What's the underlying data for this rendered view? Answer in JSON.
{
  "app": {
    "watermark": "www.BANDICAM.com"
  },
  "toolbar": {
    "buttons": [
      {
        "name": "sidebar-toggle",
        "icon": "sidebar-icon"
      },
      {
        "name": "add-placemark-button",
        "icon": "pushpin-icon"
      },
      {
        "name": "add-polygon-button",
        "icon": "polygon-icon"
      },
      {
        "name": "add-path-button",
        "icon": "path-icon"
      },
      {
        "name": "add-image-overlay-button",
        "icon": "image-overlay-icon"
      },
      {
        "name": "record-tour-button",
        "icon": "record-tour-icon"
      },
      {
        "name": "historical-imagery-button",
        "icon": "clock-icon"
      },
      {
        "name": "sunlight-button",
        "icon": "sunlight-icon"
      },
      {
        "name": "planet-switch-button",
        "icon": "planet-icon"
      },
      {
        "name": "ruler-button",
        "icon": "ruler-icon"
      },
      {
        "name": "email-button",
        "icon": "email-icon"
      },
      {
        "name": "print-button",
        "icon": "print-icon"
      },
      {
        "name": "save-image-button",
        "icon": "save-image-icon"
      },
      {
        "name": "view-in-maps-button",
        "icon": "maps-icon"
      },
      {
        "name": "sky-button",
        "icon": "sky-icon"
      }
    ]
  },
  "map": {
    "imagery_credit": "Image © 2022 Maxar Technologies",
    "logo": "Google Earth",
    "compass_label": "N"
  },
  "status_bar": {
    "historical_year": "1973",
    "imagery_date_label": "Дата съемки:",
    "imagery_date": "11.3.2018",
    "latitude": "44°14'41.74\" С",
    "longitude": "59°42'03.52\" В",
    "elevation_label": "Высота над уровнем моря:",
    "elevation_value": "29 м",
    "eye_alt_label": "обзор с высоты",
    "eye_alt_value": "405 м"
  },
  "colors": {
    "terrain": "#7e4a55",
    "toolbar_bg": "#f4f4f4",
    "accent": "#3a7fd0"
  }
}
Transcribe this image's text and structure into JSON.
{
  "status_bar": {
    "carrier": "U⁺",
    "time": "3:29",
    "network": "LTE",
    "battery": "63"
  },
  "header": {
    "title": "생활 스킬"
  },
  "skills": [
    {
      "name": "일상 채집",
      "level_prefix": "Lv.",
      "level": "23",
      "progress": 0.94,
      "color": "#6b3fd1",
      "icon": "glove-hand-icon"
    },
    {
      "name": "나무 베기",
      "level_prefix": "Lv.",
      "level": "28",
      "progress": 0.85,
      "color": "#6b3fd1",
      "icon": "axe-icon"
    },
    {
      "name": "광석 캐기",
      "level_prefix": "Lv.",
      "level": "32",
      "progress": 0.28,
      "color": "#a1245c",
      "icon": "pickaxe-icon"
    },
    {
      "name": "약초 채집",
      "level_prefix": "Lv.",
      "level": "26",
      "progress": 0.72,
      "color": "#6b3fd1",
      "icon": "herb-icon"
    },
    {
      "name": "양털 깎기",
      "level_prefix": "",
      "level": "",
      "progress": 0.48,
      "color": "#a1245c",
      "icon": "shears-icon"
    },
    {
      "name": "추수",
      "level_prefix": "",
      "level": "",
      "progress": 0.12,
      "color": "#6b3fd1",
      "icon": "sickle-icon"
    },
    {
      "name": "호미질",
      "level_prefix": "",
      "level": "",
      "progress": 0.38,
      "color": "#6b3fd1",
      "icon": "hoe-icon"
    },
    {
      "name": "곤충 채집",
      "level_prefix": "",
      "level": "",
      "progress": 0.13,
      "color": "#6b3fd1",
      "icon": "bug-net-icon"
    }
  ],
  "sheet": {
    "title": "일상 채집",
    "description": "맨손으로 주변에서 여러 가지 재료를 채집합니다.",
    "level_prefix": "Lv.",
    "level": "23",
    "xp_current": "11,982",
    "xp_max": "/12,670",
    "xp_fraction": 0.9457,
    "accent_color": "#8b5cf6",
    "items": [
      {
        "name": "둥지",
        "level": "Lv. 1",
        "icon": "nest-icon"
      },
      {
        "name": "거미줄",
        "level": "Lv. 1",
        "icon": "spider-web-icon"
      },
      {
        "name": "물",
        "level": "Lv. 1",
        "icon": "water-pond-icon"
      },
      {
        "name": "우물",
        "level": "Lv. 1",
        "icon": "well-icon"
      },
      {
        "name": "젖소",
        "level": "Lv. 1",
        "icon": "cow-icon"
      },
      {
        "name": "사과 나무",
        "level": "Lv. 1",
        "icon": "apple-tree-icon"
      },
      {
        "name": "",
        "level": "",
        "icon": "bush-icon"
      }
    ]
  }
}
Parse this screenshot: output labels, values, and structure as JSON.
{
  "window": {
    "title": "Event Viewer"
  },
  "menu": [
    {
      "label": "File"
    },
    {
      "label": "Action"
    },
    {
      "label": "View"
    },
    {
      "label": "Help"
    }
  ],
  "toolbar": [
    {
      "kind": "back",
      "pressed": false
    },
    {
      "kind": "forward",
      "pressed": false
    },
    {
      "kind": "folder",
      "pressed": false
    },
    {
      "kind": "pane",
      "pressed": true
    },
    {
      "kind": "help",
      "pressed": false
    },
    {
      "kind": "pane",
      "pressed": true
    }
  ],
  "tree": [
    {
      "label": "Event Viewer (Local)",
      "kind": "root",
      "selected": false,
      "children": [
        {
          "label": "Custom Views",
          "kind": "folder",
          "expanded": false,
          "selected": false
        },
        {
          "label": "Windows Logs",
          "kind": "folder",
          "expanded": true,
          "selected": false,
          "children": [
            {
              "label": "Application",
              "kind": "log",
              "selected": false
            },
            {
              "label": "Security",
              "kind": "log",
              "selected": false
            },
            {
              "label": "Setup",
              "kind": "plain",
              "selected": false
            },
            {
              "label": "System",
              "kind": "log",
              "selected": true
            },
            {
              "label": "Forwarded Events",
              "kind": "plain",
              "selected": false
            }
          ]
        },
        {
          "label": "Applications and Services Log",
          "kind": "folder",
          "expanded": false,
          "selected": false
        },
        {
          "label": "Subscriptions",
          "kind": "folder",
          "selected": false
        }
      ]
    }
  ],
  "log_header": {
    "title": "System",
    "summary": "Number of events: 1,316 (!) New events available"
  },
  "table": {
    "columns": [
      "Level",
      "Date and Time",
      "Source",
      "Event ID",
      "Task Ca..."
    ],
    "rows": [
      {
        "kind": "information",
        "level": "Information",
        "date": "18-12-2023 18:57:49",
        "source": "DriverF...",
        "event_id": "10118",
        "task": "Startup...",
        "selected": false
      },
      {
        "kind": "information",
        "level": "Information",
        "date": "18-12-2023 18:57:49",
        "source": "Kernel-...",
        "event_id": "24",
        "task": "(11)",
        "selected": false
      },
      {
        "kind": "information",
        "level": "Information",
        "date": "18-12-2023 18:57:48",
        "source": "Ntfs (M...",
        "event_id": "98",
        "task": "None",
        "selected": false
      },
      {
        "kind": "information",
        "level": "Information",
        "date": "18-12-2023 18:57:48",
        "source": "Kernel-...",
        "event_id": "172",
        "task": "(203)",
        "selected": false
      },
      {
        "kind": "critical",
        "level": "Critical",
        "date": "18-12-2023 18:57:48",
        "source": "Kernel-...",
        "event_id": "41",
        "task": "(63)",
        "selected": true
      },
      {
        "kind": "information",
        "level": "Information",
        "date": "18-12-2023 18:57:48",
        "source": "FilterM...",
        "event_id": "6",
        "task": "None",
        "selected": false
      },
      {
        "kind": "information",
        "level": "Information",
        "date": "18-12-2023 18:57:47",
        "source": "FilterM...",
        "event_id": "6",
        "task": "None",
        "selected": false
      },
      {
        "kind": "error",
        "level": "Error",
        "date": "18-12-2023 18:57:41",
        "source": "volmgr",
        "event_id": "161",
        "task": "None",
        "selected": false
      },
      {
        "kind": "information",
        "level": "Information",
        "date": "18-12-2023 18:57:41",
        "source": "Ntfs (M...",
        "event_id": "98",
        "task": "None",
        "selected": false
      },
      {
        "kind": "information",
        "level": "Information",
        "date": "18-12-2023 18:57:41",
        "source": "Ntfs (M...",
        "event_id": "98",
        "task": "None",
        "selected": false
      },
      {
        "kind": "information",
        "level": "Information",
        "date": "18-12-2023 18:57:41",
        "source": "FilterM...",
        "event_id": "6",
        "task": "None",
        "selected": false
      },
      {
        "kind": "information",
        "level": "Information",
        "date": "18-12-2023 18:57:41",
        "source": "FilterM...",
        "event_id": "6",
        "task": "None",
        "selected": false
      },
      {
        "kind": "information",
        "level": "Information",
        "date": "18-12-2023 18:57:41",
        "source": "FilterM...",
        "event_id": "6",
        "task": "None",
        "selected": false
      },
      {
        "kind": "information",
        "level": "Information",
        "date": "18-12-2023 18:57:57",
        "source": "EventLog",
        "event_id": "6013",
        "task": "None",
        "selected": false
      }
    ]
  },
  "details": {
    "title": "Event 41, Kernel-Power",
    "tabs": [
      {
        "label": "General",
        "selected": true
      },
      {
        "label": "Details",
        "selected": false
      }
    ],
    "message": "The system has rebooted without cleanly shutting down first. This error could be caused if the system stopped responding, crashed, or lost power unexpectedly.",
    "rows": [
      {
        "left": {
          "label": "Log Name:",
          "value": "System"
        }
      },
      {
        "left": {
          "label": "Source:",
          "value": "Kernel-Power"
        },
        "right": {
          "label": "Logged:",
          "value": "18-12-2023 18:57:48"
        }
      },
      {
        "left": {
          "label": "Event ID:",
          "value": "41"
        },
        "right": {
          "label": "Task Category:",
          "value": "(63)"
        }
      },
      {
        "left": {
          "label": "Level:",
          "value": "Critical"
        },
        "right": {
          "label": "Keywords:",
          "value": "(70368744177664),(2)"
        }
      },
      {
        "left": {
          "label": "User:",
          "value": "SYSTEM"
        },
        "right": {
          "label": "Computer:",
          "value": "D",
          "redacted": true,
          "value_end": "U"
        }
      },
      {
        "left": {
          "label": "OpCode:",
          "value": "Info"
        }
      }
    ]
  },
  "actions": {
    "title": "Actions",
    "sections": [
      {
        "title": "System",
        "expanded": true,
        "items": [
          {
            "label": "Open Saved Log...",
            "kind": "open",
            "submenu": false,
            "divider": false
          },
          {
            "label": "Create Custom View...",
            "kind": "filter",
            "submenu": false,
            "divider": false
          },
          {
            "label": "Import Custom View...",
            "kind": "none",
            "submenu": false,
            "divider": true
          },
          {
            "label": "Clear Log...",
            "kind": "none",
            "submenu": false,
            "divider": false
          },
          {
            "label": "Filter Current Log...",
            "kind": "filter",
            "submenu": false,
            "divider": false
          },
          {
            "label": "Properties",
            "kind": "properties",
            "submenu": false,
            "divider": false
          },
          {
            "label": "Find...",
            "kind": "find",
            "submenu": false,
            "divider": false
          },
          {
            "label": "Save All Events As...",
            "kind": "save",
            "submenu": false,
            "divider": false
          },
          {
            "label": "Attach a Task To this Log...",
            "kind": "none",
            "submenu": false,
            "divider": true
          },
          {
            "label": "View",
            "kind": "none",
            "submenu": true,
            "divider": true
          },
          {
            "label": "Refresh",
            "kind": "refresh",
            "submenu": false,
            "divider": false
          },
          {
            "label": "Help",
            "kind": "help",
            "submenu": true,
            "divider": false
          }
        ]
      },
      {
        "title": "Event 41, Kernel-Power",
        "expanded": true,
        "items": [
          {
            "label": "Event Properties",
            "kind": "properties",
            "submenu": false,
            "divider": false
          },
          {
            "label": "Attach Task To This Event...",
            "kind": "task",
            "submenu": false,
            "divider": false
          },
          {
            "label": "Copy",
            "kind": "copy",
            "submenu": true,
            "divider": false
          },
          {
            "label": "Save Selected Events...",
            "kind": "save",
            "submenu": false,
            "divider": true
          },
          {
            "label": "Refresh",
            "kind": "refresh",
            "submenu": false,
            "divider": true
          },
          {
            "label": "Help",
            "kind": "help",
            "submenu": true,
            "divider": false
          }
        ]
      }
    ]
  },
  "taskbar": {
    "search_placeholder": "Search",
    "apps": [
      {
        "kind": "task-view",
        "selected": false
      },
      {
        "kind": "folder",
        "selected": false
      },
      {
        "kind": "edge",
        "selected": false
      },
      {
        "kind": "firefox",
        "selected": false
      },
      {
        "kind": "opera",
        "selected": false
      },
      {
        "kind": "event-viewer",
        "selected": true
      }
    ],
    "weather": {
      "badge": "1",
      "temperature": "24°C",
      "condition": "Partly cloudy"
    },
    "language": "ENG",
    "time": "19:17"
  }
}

********

Identify and copy all lines with the word "record".

        "name": "record-tour-button",
        "icon": "record-tour-icon"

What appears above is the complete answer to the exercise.